Task directions -
Set down the material once more, exactly as it appears.

Data records -

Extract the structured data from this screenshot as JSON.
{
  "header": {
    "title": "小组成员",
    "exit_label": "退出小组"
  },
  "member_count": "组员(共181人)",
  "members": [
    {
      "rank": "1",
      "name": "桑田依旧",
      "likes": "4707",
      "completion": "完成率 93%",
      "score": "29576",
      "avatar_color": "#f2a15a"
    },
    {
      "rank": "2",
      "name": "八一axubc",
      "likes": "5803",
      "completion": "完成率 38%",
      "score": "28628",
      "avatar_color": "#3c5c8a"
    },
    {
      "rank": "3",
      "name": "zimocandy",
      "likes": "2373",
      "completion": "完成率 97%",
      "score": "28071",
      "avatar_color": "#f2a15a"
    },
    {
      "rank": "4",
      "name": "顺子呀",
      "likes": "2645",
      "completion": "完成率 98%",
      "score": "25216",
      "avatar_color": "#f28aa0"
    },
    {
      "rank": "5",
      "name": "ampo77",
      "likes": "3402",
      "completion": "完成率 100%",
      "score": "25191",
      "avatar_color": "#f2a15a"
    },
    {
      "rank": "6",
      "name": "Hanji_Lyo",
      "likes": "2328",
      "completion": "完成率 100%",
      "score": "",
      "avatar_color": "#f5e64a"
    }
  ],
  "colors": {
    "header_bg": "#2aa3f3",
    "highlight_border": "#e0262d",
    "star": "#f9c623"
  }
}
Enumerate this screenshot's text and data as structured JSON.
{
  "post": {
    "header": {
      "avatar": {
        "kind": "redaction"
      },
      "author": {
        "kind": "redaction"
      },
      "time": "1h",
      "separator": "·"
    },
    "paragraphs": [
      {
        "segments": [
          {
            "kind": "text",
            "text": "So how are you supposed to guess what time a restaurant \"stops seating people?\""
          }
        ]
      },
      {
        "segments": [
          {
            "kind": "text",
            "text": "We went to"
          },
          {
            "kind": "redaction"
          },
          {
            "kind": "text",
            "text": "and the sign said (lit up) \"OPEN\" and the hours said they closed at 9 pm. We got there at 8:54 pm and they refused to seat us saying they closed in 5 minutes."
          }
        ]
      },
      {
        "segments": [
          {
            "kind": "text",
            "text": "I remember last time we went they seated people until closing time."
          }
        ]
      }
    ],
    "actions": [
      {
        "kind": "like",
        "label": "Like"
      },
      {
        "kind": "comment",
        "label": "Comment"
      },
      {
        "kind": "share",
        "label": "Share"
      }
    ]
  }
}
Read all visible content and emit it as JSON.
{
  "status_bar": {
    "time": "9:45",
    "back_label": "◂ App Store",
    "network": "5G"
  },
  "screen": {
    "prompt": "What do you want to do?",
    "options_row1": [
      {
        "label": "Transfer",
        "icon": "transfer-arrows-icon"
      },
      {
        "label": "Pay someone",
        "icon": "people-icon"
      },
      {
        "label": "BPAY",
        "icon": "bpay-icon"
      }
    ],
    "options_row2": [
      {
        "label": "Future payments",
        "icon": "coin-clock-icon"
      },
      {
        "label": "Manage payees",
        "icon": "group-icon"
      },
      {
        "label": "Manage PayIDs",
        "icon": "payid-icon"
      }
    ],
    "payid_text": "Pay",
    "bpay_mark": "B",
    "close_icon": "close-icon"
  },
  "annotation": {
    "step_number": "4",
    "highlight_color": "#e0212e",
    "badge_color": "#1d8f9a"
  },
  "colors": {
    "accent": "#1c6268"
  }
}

Task response -
Extract the structured data from this screenshot as JSON.
{
  "header": {
    "title": "小组成员",
    "exit_label": "退出小组"
  },
  "member_count": "组员(共181人)",
  "members": [
    {
      "rank": "1",
      "name": "桑田依旧",
      "likes": "4707",
      "completion": "完成率 93%",
      "score": "29576",
      "avatar_color": "#f2a15a"
    },
    {
      "rank": "2",
      "name": "八一axubc",
      "likes": "5803",
      "completion": "完成率 38%",
      "score": "28628",
      "avatar_color": "#3c5c8a"
    },
    {
      "rank": "3",
      "name": "zimocandy",
      "likes": "2373",
      "completion": "完成率 97%",
      "score": "28071",
      "avatar_color": "#f2a15a"
    },
    {
      "rank": "4",
      "name": "顺子呀",
      "likes": "2645",
      "completion": "完成率 98%",
      "score": "25216",
      "avatar_color": "#f28aa0"
    },
    {
      "rank": "5",
      "name": "ampo77",
      "likes": "3402",
      "completion": "完成率 100%",
      "score": "25191",
      "avatar_color": "#f2a15a"
    },
    {
      "rank": "6",
      "name": "Hanji_Lyo",
      "likes": "2328",
      "completion": "完成率 100%",
      "score": "",
      "avatar_color": "#f5e64a"
    }
  ],
  "colors": {
    "header_bg": "#2aa3f3",
    "highlight_border": "#e0262d",
    "star": "#f9c623"
  }
}
Enumerate this screenshot's text and data as structured JSON.
{
  "post": {
    "header": {
      "avatar": {
        "kind": "redaction"
      },
      "author": {
        "kind": "redaction"
      },
      "time": "1h",
      "separator": "·"
    },
    "paragraphs": [
      {
        "segments": [
          {
            "kind": "text",
            "text": "So how are you supposed to guess what time a restaurant \"stops seating people?\""
          }
        ]
      },
      {
        "segments": [
          {
            "kind": "text",
            "text": "We went to"
          },
          {
            "kind": "redaction"
          },
          {
            "kind": "text",
            "text": "and the sign said (lit up) \"OPEN\" and the hours said they closed at 9 pm. We got there at 8:54 pm and they refused to seat us saying they closed in 5 minutes."
          }
        ]
      },
      {
        "segments": [
          {
            "kind": "text",
            "text": "I remember last time we went they seated people until closing time."
          }
        ]
      }
    ],
    "actions": [
      {
        "kind": "like",
        "label": "Like"
      },
      {
        "kind": "comment",
        "label": "Comment"
      },
      {
        "kind": "share",
        "label": "Share"
      }
    ]
  }
}
Read all visible content and emit it as JSON.
{
  "status_bar": {
    "time": "9:45",
    "back_label": "◂ App Store",
    "network": "5G"
  },
  "screen": {
    "prompt": "What do you want to do?",
    "options_row1": [
      {
        "label": "Transfer",
        "icon": "transfer-arrows-icon"
      },
      {
        "label": "Pay someone",
        "icon": "people-icon"
      },
      {
        "label": "BPAY",
        "icon": "bpay-icon"
      }
    ],
    "options_row2": [
      {
        "label": "Future payments",
        "icon": "coin-clock-icon"
      },
      {
        "label": "Manage payees",
        "icon": "group-icon"
      },
      {
        "label": "Manage PayIDs",
        "icon": "payid-icon"
      }
    ],
    "payid_text": "Pay",
    "bpay_mark": "B",
    "close_icon": "close-icon"
  },
  "annotation": {
    "step_number": "4",
    "highlight_color": "#e0212e",
    "badge_color": "#1d8f9a"
  },
  "colors": {
    "accent": "#1c6268"
  }
}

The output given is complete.